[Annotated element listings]
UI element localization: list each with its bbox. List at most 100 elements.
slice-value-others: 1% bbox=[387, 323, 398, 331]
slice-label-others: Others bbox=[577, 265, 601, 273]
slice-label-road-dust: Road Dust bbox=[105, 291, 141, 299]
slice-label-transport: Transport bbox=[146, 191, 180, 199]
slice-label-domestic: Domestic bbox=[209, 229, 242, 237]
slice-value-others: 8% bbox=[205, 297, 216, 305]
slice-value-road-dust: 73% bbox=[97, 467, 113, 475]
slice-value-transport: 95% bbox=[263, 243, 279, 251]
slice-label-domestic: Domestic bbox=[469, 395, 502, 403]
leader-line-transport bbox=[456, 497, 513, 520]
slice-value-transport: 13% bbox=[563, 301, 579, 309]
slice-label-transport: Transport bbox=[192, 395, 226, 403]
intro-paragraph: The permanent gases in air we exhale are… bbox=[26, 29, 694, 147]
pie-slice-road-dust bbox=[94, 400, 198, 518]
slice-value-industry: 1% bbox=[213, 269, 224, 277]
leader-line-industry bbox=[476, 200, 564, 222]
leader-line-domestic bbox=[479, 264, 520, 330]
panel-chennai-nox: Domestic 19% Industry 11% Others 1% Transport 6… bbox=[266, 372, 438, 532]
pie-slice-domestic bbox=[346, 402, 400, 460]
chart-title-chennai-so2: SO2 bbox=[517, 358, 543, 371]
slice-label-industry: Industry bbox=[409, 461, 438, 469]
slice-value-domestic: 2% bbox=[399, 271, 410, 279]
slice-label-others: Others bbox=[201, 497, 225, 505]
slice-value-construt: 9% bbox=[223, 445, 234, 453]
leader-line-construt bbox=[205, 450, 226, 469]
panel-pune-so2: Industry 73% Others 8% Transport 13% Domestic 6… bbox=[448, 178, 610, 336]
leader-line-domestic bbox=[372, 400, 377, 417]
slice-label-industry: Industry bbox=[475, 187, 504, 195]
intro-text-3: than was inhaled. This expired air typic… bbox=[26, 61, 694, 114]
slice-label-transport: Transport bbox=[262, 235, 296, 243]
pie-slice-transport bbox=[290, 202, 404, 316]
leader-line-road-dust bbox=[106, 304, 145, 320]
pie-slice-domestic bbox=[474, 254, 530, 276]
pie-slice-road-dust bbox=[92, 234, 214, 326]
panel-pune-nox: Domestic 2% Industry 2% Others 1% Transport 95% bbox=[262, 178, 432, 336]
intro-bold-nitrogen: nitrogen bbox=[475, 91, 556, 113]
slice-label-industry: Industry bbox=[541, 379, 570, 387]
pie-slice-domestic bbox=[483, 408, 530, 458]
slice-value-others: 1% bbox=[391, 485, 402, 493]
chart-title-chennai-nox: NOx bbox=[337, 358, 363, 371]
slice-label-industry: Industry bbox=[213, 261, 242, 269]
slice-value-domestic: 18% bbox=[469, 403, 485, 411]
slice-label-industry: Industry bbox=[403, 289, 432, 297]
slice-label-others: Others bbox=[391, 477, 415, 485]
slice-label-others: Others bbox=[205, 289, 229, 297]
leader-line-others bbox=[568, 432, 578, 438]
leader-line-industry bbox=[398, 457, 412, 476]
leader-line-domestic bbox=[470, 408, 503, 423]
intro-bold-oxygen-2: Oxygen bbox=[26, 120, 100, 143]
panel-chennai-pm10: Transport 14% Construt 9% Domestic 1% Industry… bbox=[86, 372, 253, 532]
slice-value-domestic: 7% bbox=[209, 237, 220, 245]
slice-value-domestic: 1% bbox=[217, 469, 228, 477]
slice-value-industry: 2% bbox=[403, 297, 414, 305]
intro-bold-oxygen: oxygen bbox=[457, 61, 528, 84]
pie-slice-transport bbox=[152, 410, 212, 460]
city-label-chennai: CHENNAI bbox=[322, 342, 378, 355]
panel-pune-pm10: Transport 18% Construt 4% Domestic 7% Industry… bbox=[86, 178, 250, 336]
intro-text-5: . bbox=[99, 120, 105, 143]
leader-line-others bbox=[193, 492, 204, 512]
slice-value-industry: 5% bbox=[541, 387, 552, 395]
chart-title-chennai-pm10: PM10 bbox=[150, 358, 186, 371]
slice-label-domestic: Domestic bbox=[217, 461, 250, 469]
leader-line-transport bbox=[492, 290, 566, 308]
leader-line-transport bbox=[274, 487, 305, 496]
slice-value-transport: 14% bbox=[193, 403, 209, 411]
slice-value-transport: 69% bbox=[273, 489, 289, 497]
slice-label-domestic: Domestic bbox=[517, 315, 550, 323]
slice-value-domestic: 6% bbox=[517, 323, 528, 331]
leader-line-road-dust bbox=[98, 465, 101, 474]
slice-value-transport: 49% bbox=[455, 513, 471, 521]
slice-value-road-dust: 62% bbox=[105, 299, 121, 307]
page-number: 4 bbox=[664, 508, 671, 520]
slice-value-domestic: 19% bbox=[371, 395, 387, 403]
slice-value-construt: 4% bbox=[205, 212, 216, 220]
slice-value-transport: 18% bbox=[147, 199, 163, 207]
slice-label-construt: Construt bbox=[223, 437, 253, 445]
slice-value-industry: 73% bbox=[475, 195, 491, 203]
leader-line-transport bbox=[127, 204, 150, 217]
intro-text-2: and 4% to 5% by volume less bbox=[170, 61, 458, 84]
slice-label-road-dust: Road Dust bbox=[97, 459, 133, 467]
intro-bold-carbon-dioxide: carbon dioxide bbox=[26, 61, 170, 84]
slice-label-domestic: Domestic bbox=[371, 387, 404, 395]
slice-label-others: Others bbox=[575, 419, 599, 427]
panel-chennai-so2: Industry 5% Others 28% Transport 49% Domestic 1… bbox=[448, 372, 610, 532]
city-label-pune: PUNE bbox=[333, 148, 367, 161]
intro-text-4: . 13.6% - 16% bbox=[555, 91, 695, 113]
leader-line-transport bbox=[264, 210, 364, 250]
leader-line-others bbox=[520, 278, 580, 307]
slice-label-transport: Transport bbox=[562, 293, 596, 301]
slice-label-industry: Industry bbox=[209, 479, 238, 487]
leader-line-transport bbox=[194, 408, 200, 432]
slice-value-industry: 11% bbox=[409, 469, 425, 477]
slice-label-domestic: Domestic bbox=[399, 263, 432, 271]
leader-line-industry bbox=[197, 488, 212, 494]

**TASK REQUIREMENTS:** Swap "localization" for "grounding" in everything from the start of the listing down to the line containing "slice-label-road-dust: Road Dust bbox=[105, 291, 141, 299]", and give those lines again with nothing else altered.

**WRITTEN REPLY:**
UI element grounding: list each with its bbox. List at most 100 elements.
slice-value-others: 1% bbox=[387, 323, 398, 331]
slice-label-others: Others bbox=[577, 265, 601, 273]
slice-label-road-dust: Road Dust bbox=[105, 291, 141, 299]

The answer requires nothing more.